Skip the pictures. Repeat everything else in the records word for word.
# Records to use start
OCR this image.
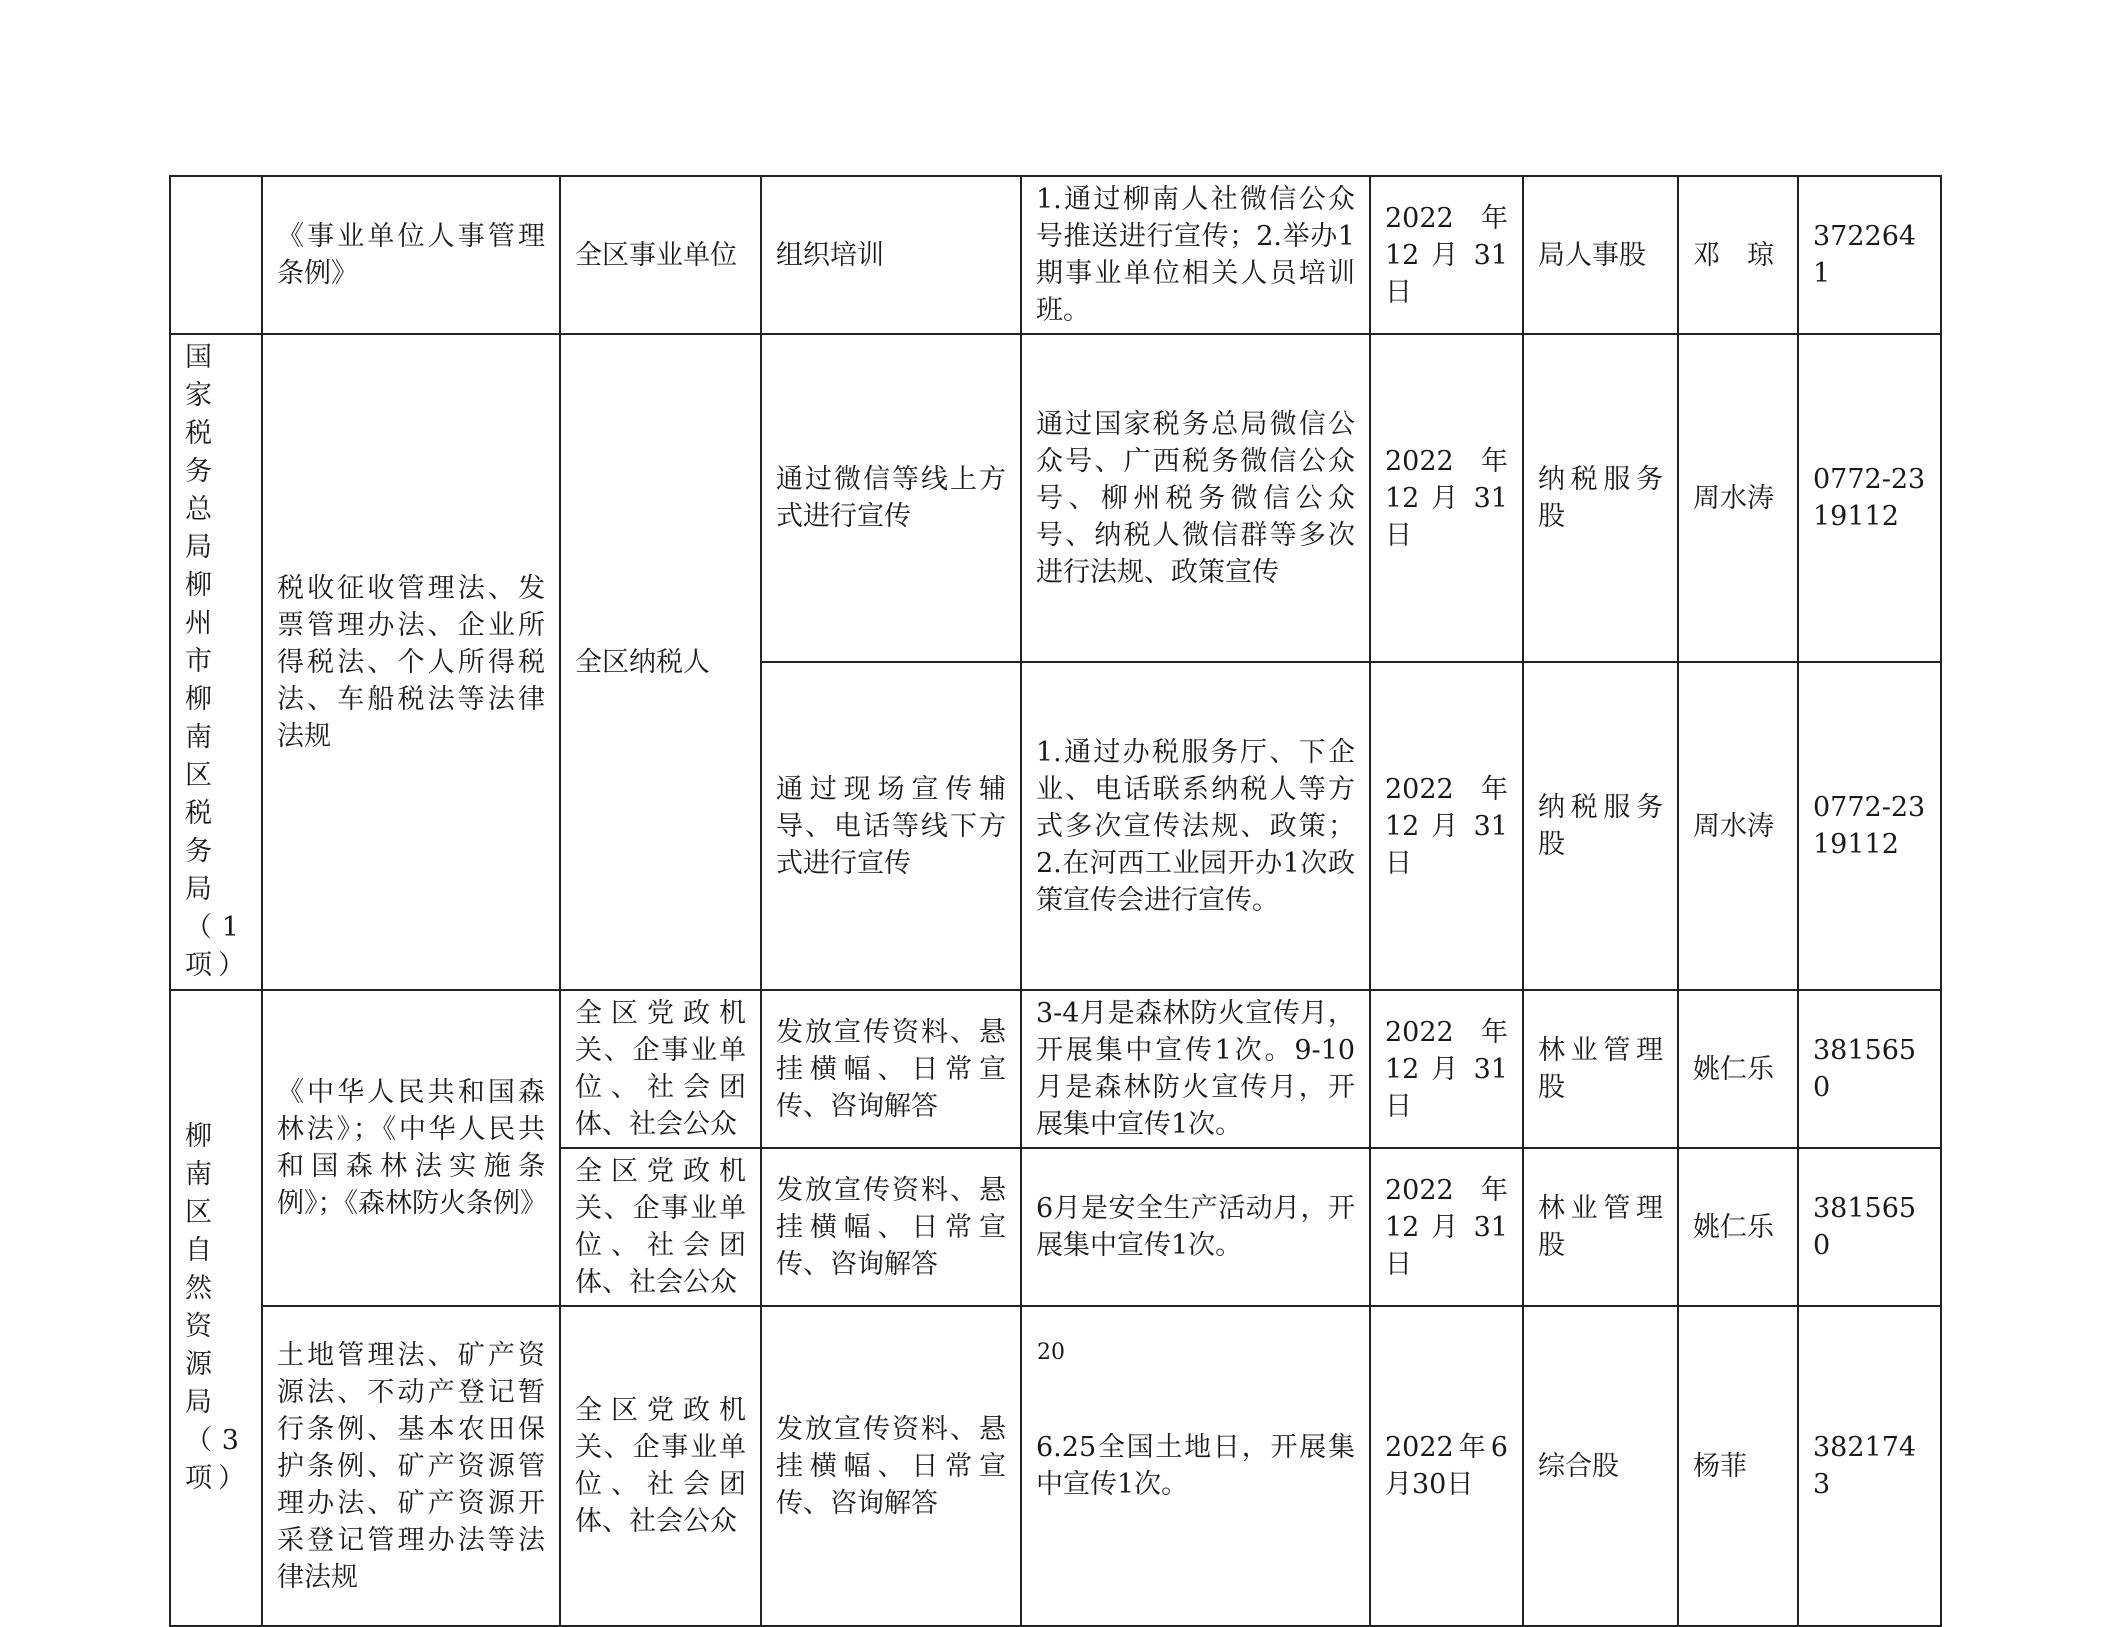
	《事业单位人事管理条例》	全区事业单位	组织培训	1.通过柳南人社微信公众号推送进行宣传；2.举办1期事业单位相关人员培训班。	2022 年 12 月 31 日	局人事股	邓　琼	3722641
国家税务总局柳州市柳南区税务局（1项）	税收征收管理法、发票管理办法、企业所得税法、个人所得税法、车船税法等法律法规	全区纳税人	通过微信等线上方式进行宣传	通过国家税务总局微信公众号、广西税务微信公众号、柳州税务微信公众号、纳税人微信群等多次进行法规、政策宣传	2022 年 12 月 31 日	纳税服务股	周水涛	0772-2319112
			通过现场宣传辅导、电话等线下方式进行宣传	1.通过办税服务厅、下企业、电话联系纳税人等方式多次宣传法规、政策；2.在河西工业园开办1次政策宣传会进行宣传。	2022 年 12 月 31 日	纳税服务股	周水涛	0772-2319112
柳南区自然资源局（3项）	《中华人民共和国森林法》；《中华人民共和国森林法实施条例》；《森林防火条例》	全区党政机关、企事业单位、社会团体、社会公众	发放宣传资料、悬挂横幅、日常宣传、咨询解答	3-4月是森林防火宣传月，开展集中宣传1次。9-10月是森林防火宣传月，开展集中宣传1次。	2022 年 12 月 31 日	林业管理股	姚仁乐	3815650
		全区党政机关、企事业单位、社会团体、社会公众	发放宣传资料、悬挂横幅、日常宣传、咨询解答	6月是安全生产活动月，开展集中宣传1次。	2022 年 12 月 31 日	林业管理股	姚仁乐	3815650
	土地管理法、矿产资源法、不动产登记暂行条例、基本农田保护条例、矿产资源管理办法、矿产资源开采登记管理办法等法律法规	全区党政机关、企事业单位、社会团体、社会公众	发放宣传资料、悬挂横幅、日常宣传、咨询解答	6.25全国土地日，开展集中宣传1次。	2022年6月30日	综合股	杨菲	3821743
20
# Records to use end
| Answer |
OCR this image.
	《事业单位人事管理条例》	全区事业单位	组织培训	1.通过柳南人社微信公众号推送进行宣传；2.举办1期事业单位相关人员培训班。	2022 年 12 月 31 日	局人事股	邓　琼	3722641
国家税务总局柳州市柳南区税务局（1项）	税收征收管理法、发票管理办法、企业所得税法、个人所得税法、车船税法等法律法规	全区纳税人	通过微信等线上方式进行宣传	通过国家税务总局微信公众号、广西税务微信公众号、柳州税务微信公众号、纳税人微信群等多次进行法规、政策宣传	2022 年 12 月 31 日	纳税服务股	周水涛	0772-2319112
			通过现场宣传辅导、电话等线下方式进行宣传	1.通过办税服务厅、下企业、电话联系纳税人等方式多次宣传法规、政策；2.在河西工业园开办1次政策宣传会进行宣传。	2022 年 12 月 31 日	纳税服务股	周水涛	0772-2319112
柳南区自然资源局（3项）	《中华人民共和国森林法》；《中华人民共和国森林法实施条例》；《森林防火条例》	全区党政机关、企事业单位、社会团体、社会公众	发放宣传资料、悬挂横幅、日常宣传、咨询解答	3-4月是森林防火宣传月，开展集中宣传1次。9-10月是森林防火宣传月，开展集中宣传1次。	2022 年 12 月 31 日	林业管理股	姚仁乐	3815650
		全区党政机关、企事业单位、社会团体、社会公众	发放宣传资料、悬挂横幅、日常宣传、咨询解答	6月是安全生产活动月，开展集中宣传1次。	2022 年 12 月 31 日	林业管理股	姚仁乐	3815650
	土地管理法、矿产资源法、不动产登记暂行条例、基本农田保护条例、矿产资源管理办法、矿产资源开采登记管理办法等法律法规	全区党政机关、企事业单位、社会团体、社会公众	发放宣传资料、悬挂横幅、日常宣传、咨询解答	6.25全国土地日，开展集中宣传1次。	2022年6月30日	综合股	杨菲	3821743
20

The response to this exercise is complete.